What the task asks: Convert the rows below into a JSON array of strings, with each line as its own string and blank lines omitted.

Dataset excerpt:
--- Begin ---
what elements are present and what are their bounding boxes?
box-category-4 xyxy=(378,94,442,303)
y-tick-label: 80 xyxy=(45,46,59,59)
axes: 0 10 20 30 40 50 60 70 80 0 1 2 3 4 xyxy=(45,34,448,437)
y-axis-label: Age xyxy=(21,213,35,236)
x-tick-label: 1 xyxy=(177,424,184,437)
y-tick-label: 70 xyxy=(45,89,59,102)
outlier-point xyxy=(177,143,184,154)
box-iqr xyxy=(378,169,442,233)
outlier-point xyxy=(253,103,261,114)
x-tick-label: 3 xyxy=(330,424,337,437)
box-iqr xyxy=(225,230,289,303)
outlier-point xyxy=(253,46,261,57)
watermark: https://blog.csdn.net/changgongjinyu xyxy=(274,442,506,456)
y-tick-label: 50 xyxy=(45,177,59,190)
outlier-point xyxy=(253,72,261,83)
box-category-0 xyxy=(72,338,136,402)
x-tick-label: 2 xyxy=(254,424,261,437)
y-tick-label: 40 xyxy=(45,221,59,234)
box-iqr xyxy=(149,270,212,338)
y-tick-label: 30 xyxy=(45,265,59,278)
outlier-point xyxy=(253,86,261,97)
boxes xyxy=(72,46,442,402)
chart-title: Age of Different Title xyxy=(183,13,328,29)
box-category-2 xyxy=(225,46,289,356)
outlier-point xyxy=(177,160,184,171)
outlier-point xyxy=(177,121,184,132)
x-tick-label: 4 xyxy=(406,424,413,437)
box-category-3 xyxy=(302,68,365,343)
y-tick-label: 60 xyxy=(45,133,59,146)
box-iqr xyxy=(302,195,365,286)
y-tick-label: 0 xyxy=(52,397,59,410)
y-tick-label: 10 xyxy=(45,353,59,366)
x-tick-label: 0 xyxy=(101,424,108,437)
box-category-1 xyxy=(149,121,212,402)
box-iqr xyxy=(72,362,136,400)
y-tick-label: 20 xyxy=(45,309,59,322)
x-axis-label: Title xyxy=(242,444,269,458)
--- End ---
Task solution:
[
  "what elements are present and what are their bounding boxes?",
  "box-category-4 xyxy=(378,94,442,303)",
  "y-tick-label: 80 xyxy=(45,46,59,59)",
  "axes: 0 10 20 30 40 50 60 70 80 0 1 2 3 4 xyxy=(45,34,448,437)",
  "y-axis-label: Age xyxy=(21,213,35,236)",
  "x-tick-label: 1 xyxy=(177,424,184,437)",
  "y-tick-label: 70 xyxy=(45,89,59,102)",
  "outlier-point xyxy=(177,143,184,154)",
  "box-iqr xyxy=(378,169,442,233)",
  "outlier-point xyxy=(253,103,261,114)",
  "x-tick-label: 3 xyxy=(330,424,337,437)",
  "box-iqr xyxy=(225,230,289,303)",
  "outlier-point xyxy=(253,46,261,57)",
  "watermark: https://blog.csdn.net/changgongjinyu xyxy=(274,442,506,456)",
  "y-tick-label: 50 xyxy=(45,177,59,190)",
  "outlier-point xyxy=(253,72,261,83)",
  "box-category-0 xyxy=(72,338,136,402)",
  "x-tick-label: 2 xyxy=(254,424,261,437)",
  "y-tick-label: 40 xyxy=(45,221,59,234)",
  "box-iqr xyxy=(149,270,212,338)",
  "y-tick-label: 30 xyxy=(45,265,59,278)",
  "outlier-point xyxy=(253,86,261,97)",
  "boxes xyxy=(72,46,442,402)",
  "chart-title: Age of Different Title xyxy=(183,13,328,29)",
  "box-category-2 xyxy=(225,46,289,356)",
  "outlier-point xyxy=(177,160,184,171)",
  "outlier-point xyxy=(177,121,184,132)",
  "x-tick-label: 4 xyxy=(406,424,413,437)",
  "box-category-3 xyxy=(302,68,365,343)",
  "y-tick-label: 60 xyxy=(45,133,59,146)",
  "box-iqr xyxy=(302,195,365,286)",
  "y-tick-label: 0 xyxy=(52,397,59,410)",
  "y-tick-label: 10 xyxy=(45,353,59,366)",
  "x-tick-label: 0 xyxy=(101,424,108,437)",
  "box-category-1 xyxy=(149,121,212,402)",
  "box-iqr xyxy=(72,362,136,400)",
  "y-tick-label: 20 xyxy=(45,309,59,322)",
  "x-axis-label: Title xyxy=(242,444,269,458)"
]